Problem description. Extract each line holding the word "момент" from the entries.

Recorded data.

-- start --

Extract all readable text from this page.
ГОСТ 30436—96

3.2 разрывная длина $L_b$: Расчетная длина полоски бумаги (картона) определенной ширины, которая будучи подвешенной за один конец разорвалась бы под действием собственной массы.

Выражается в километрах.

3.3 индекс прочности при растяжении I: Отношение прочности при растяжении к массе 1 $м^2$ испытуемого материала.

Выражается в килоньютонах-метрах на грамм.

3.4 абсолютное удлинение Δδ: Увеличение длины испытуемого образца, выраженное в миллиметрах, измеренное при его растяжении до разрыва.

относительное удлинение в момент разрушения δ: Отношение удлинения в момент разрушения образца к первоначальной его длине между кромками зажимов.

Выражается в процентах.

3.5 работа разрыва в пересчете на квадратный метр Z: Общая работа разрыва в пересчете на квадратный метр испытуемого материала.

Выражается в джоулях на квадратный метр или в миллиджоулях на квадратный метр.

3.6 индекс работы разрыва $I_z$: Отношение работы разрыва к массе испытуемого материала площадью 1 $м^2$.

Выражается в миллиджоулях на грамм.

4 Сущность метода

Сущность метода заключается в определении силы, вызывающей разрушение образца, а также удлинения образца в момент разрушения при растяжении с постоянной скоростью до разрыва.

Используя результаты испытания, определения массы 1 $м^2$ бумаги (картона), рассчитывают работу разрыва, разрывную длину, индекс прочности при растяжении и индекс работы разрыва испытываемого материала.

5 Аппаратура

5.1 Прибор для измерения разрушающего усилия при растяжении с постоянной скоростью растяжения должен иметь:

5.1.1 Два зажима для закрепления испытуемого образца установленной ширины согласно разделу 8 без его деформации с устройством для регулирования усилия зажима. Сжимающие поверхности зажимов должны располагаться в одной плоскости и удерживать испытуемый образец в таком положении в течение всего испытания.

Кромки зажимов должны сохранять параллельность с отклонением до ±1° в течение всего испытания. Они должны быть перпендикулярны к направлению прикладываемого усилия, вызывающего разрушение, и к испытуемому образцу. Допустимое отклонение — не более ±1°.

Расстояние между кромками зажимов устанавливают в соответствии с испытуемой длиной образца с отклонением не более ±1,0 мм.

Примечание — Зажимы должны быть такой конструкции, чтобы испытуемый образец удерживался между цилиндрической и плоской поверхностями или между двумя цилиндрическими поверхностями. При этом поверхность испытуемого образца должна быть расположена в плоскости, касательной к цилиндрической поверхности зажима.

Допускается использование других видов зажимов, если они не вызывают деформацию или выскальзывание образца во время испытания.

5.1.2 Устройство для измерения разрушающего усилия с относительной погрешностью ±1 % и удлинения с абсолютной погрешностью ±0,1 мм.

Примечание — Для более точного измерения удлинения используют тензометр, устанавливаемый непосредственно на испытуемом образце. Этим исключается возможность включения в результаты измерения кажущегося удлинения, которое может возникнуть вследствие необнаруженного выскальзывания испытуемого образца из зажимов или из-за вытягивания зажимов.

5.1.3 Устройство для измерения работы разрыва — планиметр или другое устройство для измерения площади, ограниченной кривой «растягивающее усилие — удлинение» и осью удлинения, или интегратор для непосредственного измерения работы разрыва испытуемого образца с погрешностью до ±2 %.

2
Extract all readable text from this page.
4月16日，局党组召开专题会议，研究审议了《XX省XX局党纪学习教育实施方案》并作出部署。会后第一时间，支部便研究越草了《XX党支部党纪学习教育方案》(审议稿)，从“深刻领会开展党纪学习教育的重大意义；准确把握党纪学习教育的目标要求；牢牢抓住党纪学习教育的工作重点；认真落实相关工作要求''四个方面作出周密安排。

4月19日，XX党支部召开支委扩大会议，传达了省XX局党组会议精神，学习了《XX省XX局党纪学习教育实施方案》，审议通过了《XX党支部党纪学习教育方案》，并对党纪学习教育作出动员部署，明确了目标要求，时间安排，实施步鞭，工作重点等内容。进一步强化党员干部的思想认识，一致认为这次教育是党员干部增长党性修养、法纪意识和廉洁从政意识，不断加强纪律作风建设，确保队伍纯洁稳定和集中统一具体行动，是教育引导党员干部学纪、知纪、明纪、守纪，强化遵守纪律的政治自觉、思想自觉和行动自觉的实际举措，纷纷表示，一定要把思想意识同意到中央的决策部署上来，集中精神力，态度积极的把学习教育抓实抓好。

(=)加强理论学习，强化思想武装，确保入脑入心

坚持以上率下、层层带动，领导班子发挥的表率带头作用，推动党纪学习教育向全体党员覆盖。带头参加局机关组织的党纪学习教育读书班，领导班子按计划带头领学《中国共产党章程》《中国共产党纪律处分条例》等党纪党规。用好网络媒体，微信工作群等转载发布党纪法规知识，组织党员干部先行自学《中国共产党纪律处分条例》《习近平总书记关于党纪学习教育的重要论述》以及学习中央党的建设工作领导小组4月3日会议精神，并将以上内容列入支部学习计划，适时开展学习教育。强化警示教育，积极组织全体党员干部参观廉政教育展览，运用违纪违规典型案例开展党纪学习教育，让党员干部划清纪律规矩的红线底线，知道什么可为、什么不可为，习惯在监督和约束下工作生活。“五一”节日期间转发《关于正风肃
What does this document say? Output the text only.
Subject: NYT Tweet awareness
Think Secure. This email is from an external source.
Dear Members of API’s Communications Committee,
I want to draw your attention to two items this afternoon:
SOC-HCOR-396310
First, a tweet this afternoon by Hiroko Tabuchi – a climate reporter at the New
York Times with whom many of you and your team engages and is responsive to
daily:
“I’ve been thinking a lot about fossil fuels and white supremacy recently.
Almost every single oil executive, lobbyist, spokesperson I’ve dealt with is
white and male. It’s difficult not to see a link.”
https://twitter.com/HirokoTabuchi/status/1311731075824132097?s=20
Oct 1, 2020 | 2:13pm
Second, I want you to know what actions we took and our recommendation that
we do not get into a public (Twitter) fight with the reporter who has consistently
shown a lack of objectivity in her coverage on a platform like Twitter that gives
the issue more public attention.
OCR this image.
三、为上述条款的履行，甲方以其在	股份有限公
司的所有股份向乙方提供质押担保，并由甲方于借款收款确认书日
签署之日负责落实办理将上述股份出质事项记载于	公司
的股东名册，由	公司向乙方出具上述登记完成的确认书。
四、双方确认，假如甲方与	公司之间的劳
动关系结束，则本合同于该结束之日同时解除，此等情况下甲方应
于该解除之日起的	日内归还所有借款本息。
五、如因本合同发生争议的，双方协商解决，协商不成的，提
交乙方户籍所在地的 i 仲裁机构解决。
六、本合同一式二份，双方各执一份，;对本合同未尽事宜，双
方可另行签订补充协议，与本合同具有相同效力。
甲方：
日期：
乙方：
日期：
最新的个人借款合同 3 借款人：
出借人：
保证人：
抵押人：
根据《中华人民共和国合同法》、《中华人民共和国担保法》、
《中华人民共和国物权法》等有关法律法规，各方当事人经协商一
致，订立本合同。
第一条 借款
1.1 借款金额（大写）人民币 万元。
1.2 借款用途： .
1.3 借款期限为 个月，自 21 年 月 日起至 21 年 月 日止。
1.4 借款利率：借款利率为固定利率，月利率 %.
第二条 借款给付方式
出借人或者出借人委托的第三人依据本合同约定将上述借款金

-- end --

Solution for this problem.
относительное удлинение в момент разрушения δ: Отношение удлинения в момент разрушения образца к первоначальной его длине между кромками зажимов.
Сущность метода заключается в определении силы, вызывающей разрушение образца, а также удлинения образца в момент разрушения при растяжении с постоянной скоростью до разрыва.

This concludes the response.